:: EXCERPTED DATA
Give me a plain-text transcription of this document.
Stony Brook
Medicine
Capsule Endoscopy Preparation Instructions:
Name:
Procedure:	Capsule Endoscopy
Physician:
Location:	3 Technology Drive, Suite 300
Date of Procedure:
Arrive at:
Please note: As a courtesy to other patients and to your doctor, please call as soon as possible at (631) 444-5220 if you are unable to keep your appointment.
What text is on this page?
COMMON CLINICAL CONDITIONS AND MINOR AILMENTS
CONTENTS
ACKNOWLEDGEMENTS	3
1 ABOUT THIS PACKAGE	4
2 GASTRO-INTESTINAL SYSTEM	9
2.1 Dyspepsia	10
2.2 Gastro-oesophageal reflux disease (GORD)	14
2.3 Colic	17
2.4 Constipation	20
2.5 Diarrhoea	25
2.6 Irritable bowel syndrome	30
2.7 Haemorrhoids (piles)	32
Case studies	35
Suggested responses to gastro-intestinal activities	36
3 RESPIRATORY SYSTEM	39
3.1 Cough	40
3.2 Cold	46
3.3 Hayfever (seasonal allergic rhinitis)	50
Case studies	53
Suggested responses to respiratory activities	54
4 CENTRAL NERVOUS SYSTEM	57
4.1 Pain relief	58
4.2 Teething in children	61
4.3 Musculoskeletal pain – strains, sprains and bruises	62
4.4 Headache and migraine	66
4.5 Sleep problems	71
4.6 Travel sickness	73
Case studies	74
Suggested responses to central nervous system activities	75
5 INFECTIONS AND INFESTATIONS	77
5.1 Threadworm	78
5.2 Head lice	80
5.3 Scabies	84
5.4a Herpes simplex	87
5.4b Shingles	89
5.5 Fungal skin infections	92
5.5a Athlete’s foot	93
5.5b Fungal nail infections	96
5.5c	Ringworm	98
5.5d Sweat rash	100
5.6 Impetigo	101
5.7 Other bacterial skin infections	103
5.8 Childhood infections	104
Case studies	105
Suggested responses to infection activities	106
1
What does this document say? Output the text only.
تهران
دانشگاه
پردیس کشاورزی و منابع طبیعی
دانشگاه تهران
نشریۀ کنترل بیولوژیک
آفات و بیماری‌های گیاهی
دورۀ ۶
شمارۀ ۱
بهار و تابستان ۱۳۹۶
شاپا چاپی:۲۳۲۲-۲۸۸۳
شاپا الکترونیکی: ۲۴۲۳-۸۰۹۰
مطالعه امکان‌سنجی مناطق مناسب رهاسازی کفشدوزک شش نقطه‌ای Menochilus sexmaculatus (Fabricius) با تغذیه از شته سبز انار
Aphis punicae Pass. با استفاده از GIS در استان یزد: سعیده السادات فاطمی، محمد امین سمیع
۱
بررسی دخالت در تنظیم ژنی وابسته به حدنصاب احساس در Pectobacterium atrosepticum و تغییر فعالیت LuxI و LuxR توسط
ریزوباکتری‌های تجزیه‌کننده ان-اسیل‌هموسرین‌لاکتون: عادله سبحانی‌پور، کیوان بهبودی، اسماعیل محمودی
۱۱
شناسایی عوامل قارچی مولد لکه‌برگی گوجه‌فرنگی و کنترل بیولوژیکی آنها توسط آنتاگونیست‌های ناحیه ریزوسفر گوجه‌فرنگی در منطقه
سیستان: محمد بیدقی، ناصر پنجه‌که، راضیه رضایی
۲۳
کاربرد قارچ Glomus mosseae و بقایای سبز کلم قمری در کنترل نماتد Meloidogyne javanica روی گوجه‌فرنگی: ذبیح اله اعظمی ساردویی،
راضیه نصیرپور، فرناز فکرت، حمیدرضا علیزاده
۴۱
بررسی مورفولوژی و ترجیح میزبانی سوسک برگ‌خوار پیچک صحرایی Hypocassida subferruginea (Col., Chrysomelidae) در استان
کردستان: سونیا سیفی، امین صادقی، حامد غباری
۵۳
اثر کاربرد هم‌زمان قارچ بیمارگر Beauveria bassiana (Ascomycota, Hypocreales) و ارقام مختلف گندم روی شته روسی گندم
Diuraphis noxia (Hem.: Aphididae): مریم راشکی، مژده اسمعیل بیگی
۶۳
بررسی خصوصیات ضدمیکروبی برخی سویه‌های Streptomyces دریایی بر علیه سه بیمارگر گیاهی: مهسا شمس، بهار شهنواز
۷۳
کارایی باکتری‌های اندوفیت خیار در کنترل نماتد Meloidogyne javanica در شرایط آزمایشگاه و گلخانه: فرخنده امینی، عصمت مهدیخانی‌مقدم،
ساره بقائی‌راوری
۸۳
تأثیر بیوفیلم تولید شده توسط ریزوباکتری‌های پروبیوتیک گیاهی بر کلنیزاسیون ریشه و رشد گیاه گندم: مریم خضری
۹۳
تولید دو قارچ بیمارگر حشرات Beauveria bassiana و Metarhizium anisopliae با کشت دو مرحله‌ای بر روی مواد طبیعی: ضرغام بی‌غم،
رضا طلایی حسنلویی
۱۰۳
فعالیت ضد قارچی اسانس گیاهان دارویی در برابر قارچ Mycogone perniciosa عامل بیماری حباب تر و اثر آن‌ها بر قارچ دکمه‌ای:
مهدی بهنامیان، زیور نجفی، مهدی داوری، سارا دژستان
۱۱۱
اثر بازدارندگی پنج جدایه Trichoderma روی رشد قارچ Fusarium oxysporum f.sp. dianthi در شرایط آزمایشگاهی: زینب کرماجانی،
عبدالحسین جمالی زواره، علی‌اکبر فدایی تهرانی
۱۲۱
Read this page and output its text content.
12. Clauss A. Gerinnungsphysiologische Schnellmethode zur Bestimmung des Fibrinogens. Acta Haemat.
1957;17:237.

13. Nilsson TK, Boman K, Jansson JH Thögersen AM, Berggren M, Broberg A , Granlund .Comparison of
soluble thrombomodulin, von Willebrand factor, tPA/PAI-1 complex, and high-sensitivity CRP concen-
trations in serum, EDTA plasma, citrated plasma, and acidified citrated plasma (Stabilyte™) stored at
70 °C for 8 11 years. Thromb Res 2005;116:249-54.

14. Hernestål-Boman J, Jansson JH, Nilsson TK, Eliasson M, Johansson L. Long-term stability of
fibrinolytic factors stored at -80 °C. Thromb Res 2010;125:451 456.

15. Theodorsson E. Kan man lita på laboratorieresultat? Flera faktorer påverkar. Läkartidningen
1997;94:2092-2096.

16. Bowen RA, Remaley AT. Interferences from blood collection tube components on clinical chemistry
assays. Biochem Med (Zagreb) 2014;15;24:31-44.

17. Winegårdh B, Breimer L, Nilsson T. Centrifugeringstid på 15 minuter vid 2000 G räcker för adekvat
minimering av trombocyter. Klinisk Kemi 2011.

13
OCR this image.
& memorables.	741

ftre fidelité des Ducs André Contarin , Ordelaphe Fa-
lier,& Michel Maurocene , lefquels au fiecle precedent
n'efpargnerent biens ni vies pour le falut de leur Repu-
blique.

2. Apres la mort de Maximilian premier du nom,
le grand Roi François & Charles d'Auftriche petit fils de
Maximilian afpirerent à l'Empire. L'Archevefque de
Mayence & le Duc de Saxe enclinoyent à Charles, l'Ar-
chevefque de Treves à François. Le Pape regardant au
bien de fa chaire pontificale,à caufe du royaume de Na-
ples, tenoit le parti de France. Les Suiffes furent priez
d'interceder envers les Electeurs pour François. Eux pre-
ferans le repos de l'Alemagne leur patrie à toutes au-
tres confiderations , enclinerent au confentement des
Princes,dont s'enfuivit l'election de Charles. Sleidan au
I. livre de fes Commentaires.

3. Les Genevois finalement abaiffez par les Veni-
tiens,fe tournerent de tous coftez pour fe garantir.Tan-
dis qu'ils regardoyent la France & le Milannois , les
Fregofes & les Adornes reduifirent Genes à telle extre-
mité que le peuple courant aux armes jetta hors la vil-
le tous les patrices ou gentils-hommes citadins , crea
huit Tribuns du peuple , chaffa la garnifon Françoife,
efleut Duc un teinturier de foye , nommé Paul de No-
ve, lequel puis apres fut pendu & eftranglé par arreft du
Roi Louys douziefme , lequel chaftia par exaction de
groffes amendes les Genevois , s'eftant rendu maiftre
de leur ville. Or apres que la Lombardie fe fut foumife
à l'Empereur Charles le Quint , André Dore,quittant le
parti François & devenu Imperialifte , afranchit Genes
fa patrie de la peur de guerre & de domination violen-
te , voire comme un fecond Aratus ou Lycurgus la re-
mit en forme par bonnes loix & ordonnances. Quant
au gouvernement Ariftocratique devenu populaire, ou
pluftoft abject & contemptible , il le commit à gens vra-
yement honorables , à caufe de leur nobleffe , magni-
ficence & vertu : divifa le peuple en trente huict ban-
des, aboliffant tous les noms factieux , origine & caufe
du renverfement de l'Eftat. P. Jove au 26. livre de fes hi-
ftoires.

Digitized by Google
::::
_WORK REQUIRED_. Check each line of the listing above for the string "Procedure" and return those that contain it.

_RESULT BELOW_.
Procedure:	Capsule Endoscopy
Date of Procedure:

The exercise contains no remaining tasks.